DESCRIPTION OF THE TASK: Which lines contain the string "中国官员访问泰缅边境"? Please list every one of them.

[Collected data entries]
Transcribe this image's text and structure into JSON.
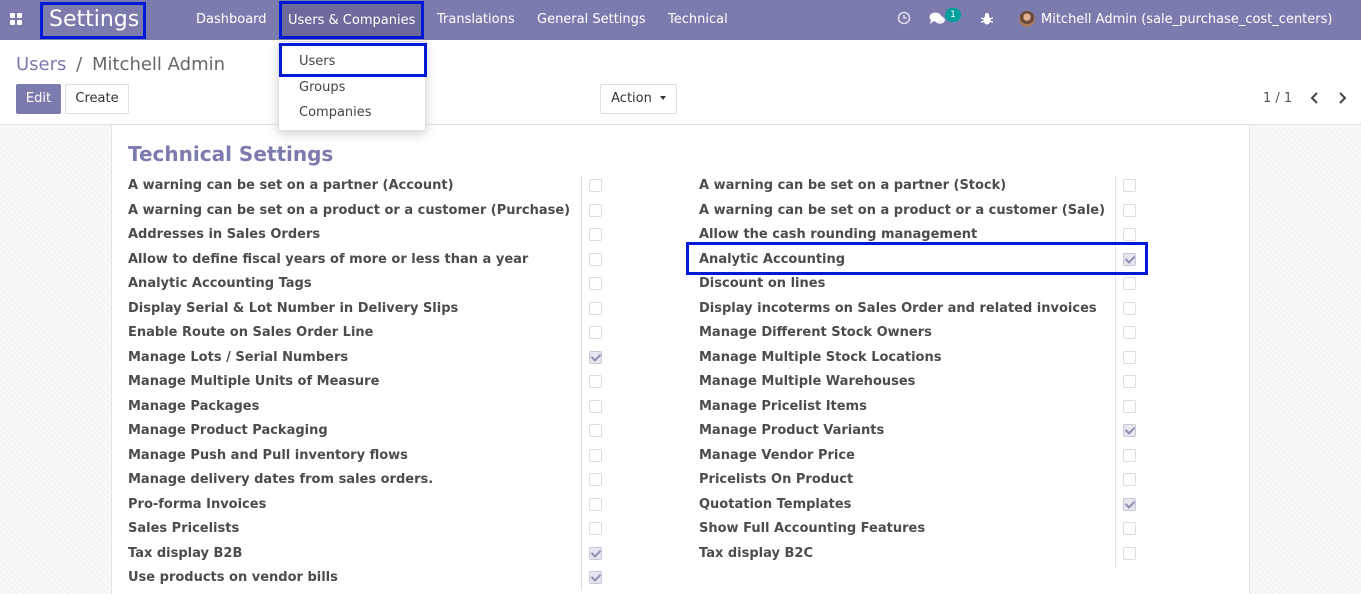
{
  "navbar": {
    "brand": "Settings",
    "menu": [
      "Dashboard",
      "Users & Companies",
      "Translations",
      "General Settings",
      "Technical"
    ],
    "active_menu": "Users & Companies",
    "chat_badge": "1",
    "user_name": "Mitchell Admin (sale_purchase_cost_centers)"
  },
  "dropdown": {
    "items": [
      "Users",
      "Groups",
      "Companies"
    ]
  },
  "breadcrumb": {
    "parent": "Users",
    "separator": "/",
    "current": "Mitchell Admin"
  },
  "buttons": {
    "edit": "Edit",
    "create": "Create",
    "action": "Action"
  },
  "pager": {
    "value": "1 / 1"
  },
  "section": {
    "title": "Technical Settings"
  },
  "settings_left": [
    {
      "label": "A warning can be set on a partner (Account)",
      "checked": false
    },
    {
      "label": "A warning can be set on a product or a customer (Purchase)",
      "checked": false
    },
    {
      "label": "Addresses in Sales Orders",
      "checked": false
    },
    {
      "label": "Allow to define fiscal years of more or less than a year",
      "checked": false
    },
    {
      "label": "Analytic Accounting Tags",
      "checked": false
    },
    {
      "label": "Display Serial & Lot Number in Delivery Slips",
      "checked": false
    },
    {
      "label": "Enable Route on Sales Order Line",
      "checked": false
    },
    {
      "label": "Manage Lots / Serial Numbers",
      "checked": true
    },
    {
      "label": "Manage Multiple Units of Measure",
      "checked": false
    },
    {
      "label": "Manage Packages",
      "checked": false
    },
    {
      "label": "Manage Product Packaging",
      "checked": false
    },
    {
      "label": "Manage Push and Pull inventory flows",
      "checked": false
    },
    {
      "label": "Manage delivery dates from sales orders.",
      "checked": false
    },
    {
      "label": "Pro-forma Invoices",
      "checked": false
    },
    {
      "label": "Sales Pricelists",
      "checked": false
    },
    {
      "label": "Tax display B2B",
      "checked": true
    },
    {
      "label": "Use products on vendor bills",
      "checked": true
    }
  ],
  "settings_right": [
    {
      "label": "A warning can be set on a partner (Stock)",
      "checked": false
    },
    {
      "label": "A warning can be set on a product or a customer (Sale)",
      "checked": false
    },
    {
      "label": "Allow the cash rounding management",
      "checked": false
    },
    {
      "label": "Analytic Accounting",
      "checked": true
    },
    {
      "label": "Discount on lines",
      "checked": false
    },
    {
      "label": "Display incoterms on Sales Order and related invoices",
      "checked": false
    },
    {
      "label": "Manage Different Stock Owners",
      "checked": false
    },
    {
      "label": "Manage Multiple Stock Locations",
      "checked": false
    },
    {
      "label": "Manage Multiple Warehouses",
      "checked": false
    },
    {
      "label": "Manage Pricelist Items",
      "checked": false
    },
    {
      "label": "Manage Product Variants",
      "checked": true
    },
    {
      "label": "Manage Vendor Price",
      "checked": false
    },
    {
      "label": "Pricelists On Product",
      "checked": false
    },
    {
      "label": "Quotation Templates",
      "checked": true
    },
    {
      "label": "Show Full Accounting Features",
      "checked": false
    },
    {
      "label": "Tax display B2C",
      "checked": false
    }
  ],
  "colors": {
    "brand": "#7c7bad",
    "highlight": "#0019d6",
    "badge": "#00a09d"
  }
}
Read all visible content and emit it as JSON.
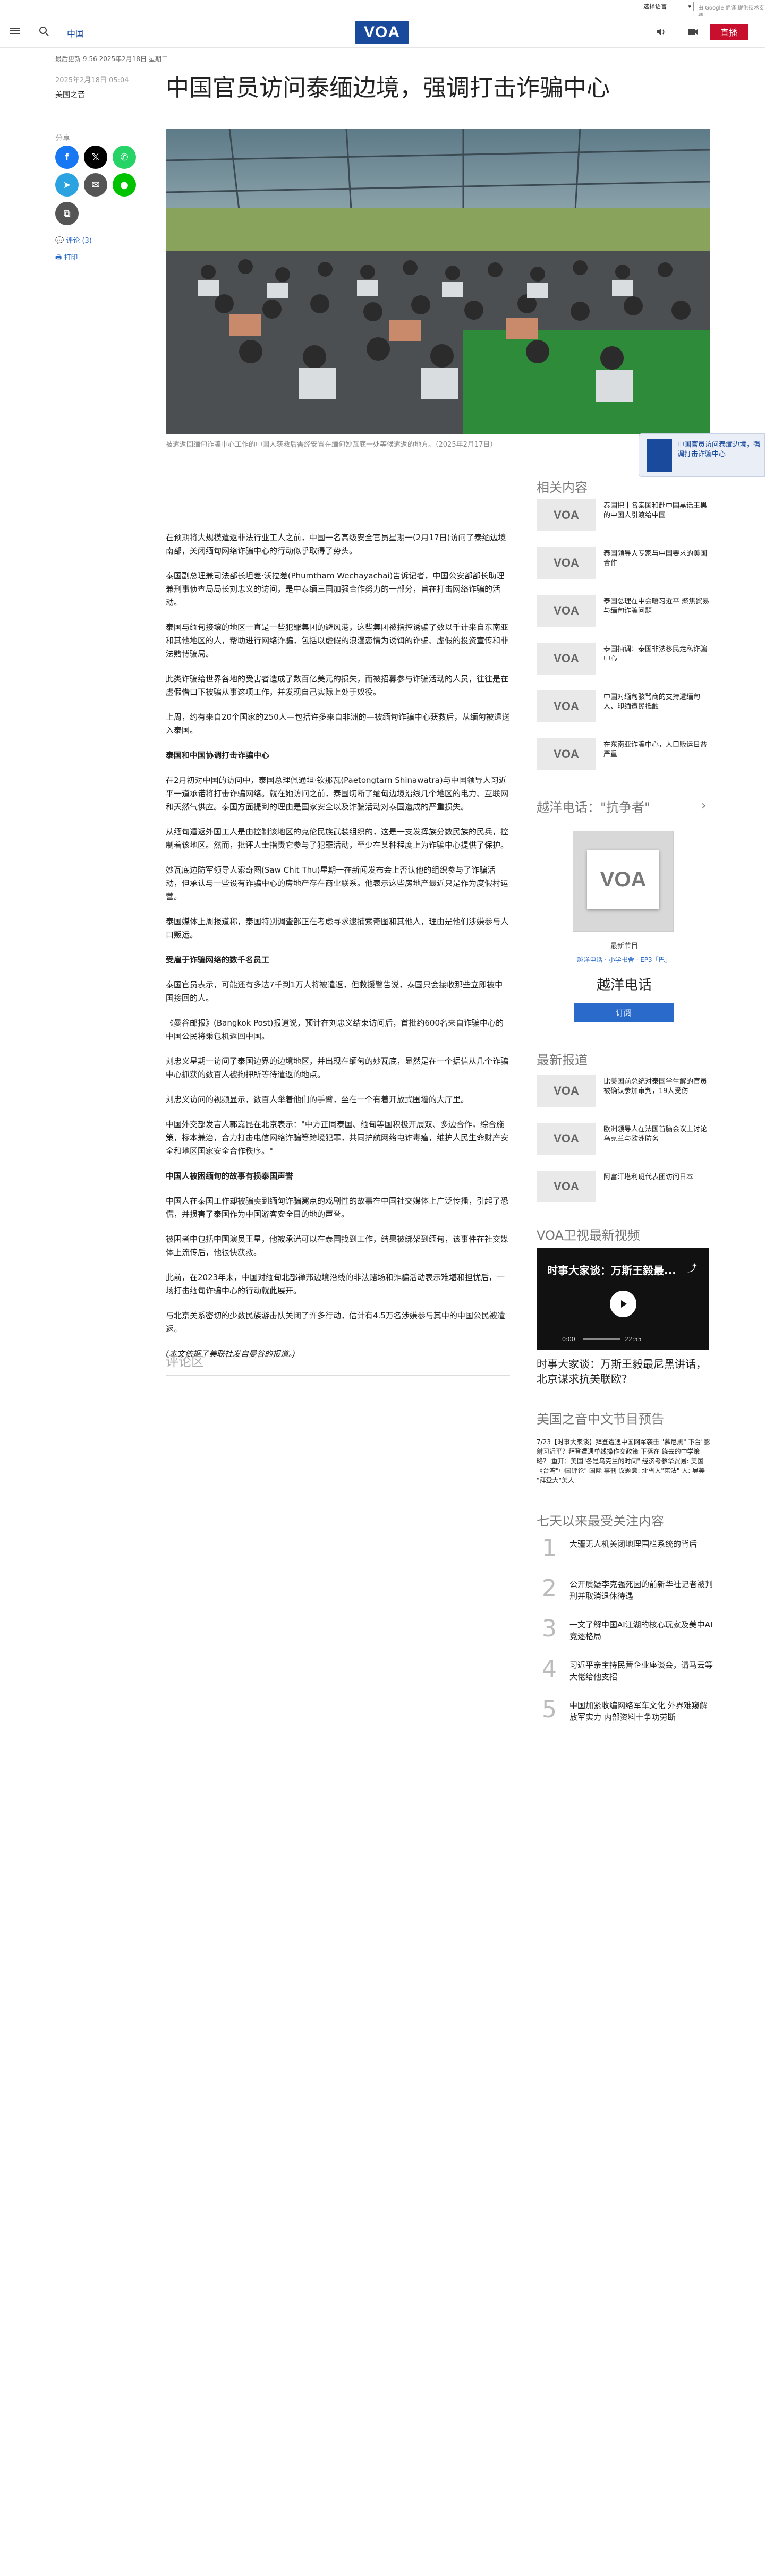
{
  "translate": {
    "select": "选择语言",
    "powered": "由 Google 翻译 提供技术支持"
  },
  "header": {
    "nav_link": "中国",
    "logo": "VOA",
    "live": "直播"
  },
  "meta": {
    "updated": "最后更新 9:56 2025年2月18日 星期二",
    "published": "2025年2月18日 05:04",
    "byline": "美国之音"
  },
  "title": "中国官员访问泰缅边境，强调打击诈骗中心",
  "share": {
    "label": "分享",
    "comments": "评论 (3)",
    "print": "打印"
  },
  "photo_caption": "被遣返回缅甸诈骗中心工作的中国人获救后需经安置在缅甸妙瓦底一处等候遣返的地方。（2025年2月17日）",
  "float_card": {
    "text": "中国官员访问泰缅边境，强调打击诈骗中心"
  },
  "article": {
    "p1": "在预期将大规模遣返非法行业工人之前，中国一名高级安全官员星期一(2月17日)访问了泰缅边境南部，关闭缅甸网络诈骗中心的行动似乎取得了势头。",
    "p2": "泰国副总理兼司法部长坦差·沃拉差(Phumtham Wechayachai)告诉记者，中国公安部部长助理兼刑事侦查局局长刘忠义的访问，是中泰缅三国加强合作努力的一部分，旨在打击网络诈骗的活动。",
    "p3": "泰国与缅甸接壤的地区一直是一些犯罪集团的避风港，这些集团被指控诱骗了数以千计来自东南亚和其他地区的人，帮助进行网络诈骗，包括以虚假的浪漫恋情为诱饵的诈骗、虚假的投资宣传和非法赌博骗局。",
    "p4": "此类诈骗给世界各地的受害者造成了数百亿美元的损失，而被招募参与诈骗活动的人员，往往是在虚假借口下被骗从事这项工作，并发现自己实际上处于奴役。",
    "p5": "上周，约有来自20个国家的250人—包括许多来自非洲的—被缅甸诈骗中心获救后，从缅甸被遣送入泰国。",
    "h1": "泰国和中国协调打击诈骗中心",
    "p6": "在2月初对中国的访问中，泰国总理佩通坦·钦那瓦(Paetongtarn Shinawatra)与中国领导人习近平一道承诺将打击诈骗网络。就在她访问之前，泰国切断了缅甸边境沿线几个地区的电力、互联网和天然气供应。泰国方面提到的理由是国家安全以及诈骗活动对泰国造成的严重损失。",
    "p7": "从缅甸遣返外国工人是由控制该地区的克伦民族武装组织的，这是一支发挥族分数民族的民兵，控制着该地区。然而，批评人士指责它参与了犯罪活动，至少在某种程度上为诈骗中心提供了保护。",
    "p8": "妙瓦底边防军领导人索奇图(Saw Chit Thu)星期一在新闻发布会上否认他的组织参与了诈骗活动，但承认与一些设有诈骗中心的房地产存在商业联系。他表示这些房地产最近只是作为度假村运营。",
    "p9": "泰国媒体上周报道称，泰国特别调查部正在考虑寻求逮捕索奇图和其他人，理由是他们涉嫌参与人口贩运。",
    "h2": "受雇于诈骗网络的数千名员工",
    "p10": "泰国官员表示，可能还有多达7千到1万人将被遣返，但救援警告说，泰国只会接收那些立即被中国接回的人。",
    "p11": "《曼谷邮报》(Bangkok Post)报道说，预计在刘忠义结束访问后，首批约600名来自诈骗中心的中国公民将乘包机返回中国。",
    "p12": "刘忠义星期一访问了泰国边界的边境地区，并出现在缅甸的妙瓦底，显然是在一个据信从几个诈骗中心抓获的数百人被拘押所等待遣返的地点。",
    "p13": "刘忠义访问的视频显示，数百人举着他们的手臂，坐在一个有着开放式围墙的大厅里。",
    "p14": "中国外交部发言人郭嘉昆在北京表示：\"中方正同泰国、缅甸等国积极开展双、多边合作，综合施策，标本兼治，合力打击电信网络诈骗等跨境犯罪，共同护航网络电诈毒瘤，维护人民生命财产安全和地区国家安全合作秩序。\"",
    "h3": "中国人被困缅甸的故事有损泰国声誉",
    "p15": "中国人在泰国工作却被骗卖到缅甸诈骗窝点的戏剧性的故事在中国社交媒体上广泛传播，引起了恐慌，并损害了泰国作为中国游客安全目的地的声誉。",
    "p16": "被困者中包括中国演员王星，他被承诺可以在泰国找到工作，结果被绑架到缅甸，该事件在社交媒体上流传后，他很快获救。",
    "p17": "此前，在2023年末，中国对缅甸北部禅邦边境沿线的非法赌场和诈骗活动表示难堪和担忧后，一场打击缅甸诈骗中心的行动就此展开。",
    "p18": "与北京关系密切的少数民族游击队关闭了许多行动，估计有4.5万名涉嫌参与其中的中国公民被遣返。",
    "source": "(本文依据了美联社发自曼谷的报道。)",
    "comments_heading": "评论区"
  },
  "sidebar": {
    "related_heading": "相关内容",
    "related": [
      "泰国把十名泰国和赴中国黑话王黑的中国人引渡给中国",
      "泰国领导人专家与中国要求的美国合作",
      "泰国总理在中会晤习近平 聚焦贸易与缅甸诈骗问题",
      "泰国抽调：泰国非法移民走私诈骗中心",
      "中国对缅甸骇骂商的支持遭缅甸人、印缅遭民抵触",
      "在东南亚诈骗中心，人口贩运日益严重"
    ],
    "podcast_heading": "越洋电话：\"抗争者\"",
    "podcast_logo": "VOA",
    "podcast_sub": "最新节目",
    "podcast_links": "越洋电话 · 小学书舍 · EP3「巴」",
    "podcast_title": "越洋电话",
    "podcast_subscribe": "订阅",
    "news_heading": "最新报道",
    "news": [
      "比美国前总统对泰国学生解的官员被确认参加审判，19人受伤",
      "欧洲领导人在法国首脑会议上讨论乌克兰与欧洲防务",
      "阿富汗塔利班代表团访问日本"
    ],
    "video_heading": "VOA卫视最新视频",
    "video_title": "时事大家谈：万斯王毅最...",
    "video_time_start": "0:00",
    "video_time_end": "22:55",
    "video_caption": "时事大家谈：万斯王毅最尼黑讲话，北京谋求抗美联欧?",
    "schedule_heading": "美国之音中文节目预告",
    "schedule_text": "7/23【时事大家谈】拜登遭遇中国网军袭击 \"慕尼黑\"\n下台\"影射习近平？拜登遭遇单线操作交政策 下落在\n绕去的中学策略？ 重开：美国\"各是乌克兰的时间\"\n经济考参华贸易: 美国《台湾\"中国评论\" 国际\n事刊 议题意: 北省人\"宪法\" 人: 吴美 \"拜登大\"美人",
    "popular_heading": "七天以来最受关注内容",
    "popular": [
      {
        "num": "1",
        "text": "大疆无人机关闭地理围栏系统的背后"
      },
      {
        "num": "2",
        "text": "公开质疑李克强死因的前新华社记者被判刑并取消退休待遇"
      },
      {
        "num": "3",
        "text": "一文了解中国AI江湖的核心玩家及美中AI竞逐格局"
      },
      {
        "num": "4",
        "text": "习近平亲主持民营企业座谈会，请马云等大佬给他支招"
      },
      {
        "num": "5",
        "text": "中国加紧收编网络军车文化 外界难窥解放军实力 内部资料十争功劳断"
      }
    ]
  },
  "colors": {
    "brand": "#1a4a9c",
    "live": "#c8102e",
    "link": "#2a6acb"
  }
}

SOLUTION:
  "title": "中国官员访问泰缅边境，强调打击诈骗中心",
    "text": "中国官员访问泰缅边境，强调打击诈骗中心"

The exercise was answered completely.